What needs to be done: Copy out, from the entries below, each line holding the string "boudin".

###

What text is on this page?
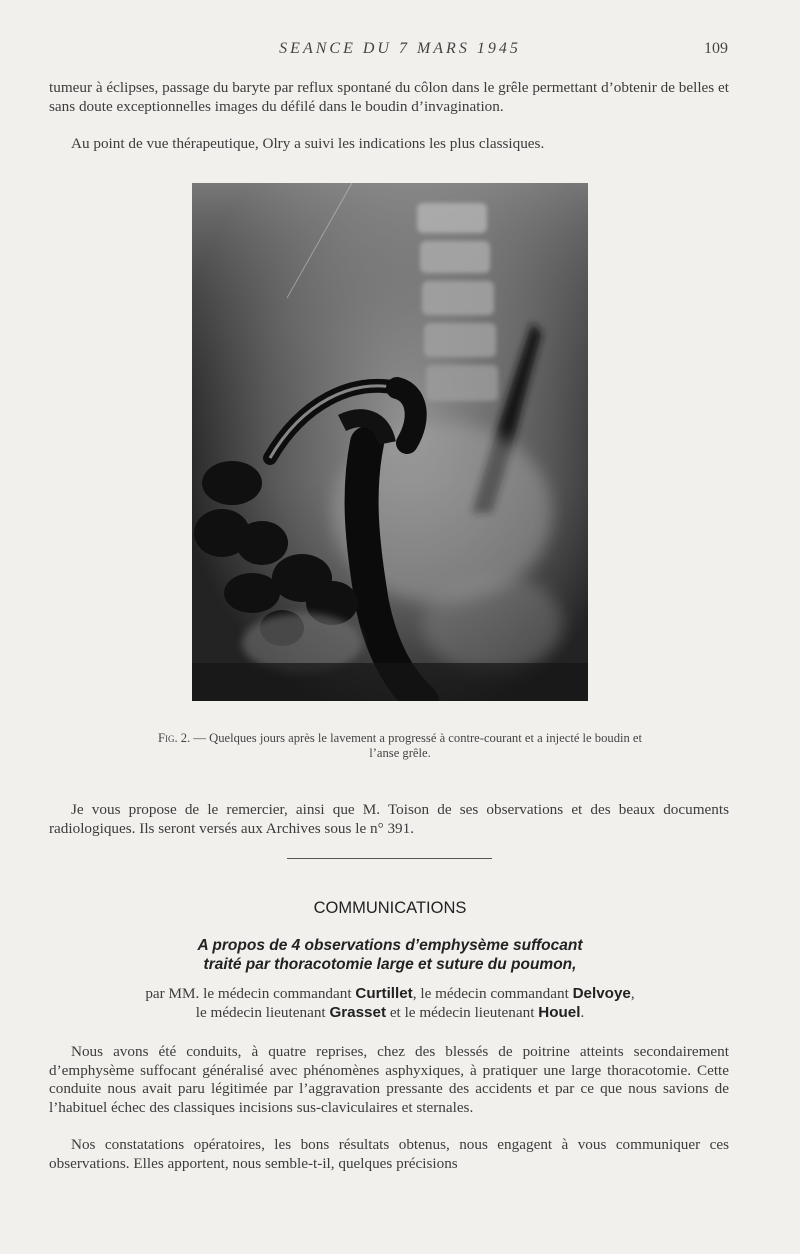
SEANCE DU 7 MARS 1945	109

tumeur à éclipses, passage du baryte par reflux spontané du côlon dans le grêle permettant d’obtenir de belles et sans doute exceptionnelles images du défilé dans le boudin d’invagination.

Au point de vue thérapeutique, Olry a suivi les indications les plus classiques.

Fig. 2. — Quelques jours après le lavement a progressé à contre-courant et a injecté le boudin et l’anse grêle.

Je vous propose de le remercier, ainsi que M. Toison de ses observations et des beaux documents radiologiques. Ils seront versés aux Archives sous le n° 391.

COMMUNICATIONS
A propos de 4 observations d’emphysème suffocant
traité par thoracotomie large et suture du poumon,
par MM. le médecin commandant Curtillet, le médecin commandant Delvoye,
le médecin lieutenant Grasset et le médecin lieutenant Houel.

Nous avons été conduits, à quatre reprises, chez des blessés de poitrine atteints secondairement d’emphysème suffocant généralisé avec phénomènes asphyxiques, à pratiquer une large thoracotomie. Cette conduite nous avait paru légitimée par l’aggravation pressante des accidents et par ce que nous savions de l’habituel échec des classiques incisions sus-claviculaires et sternales.

Nos constatations opératoires, les bons résultats obtenus, nous engagent à vous communiquer ces observations. Elles apportent, nous semble-t-il, quelques précisions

###

Output of the exercise:
tumeur à éclipses, passage du baryte par reflux spontané du côlon dans le grêle permettant d’obtenir de belles et sans doute exceptionnelles images du défilé dans le boudin d’invagination.
Fig. 2. — Quelques jours après le lavement a progressé à contre-courant et a injecté le boudin et l’anse grêle.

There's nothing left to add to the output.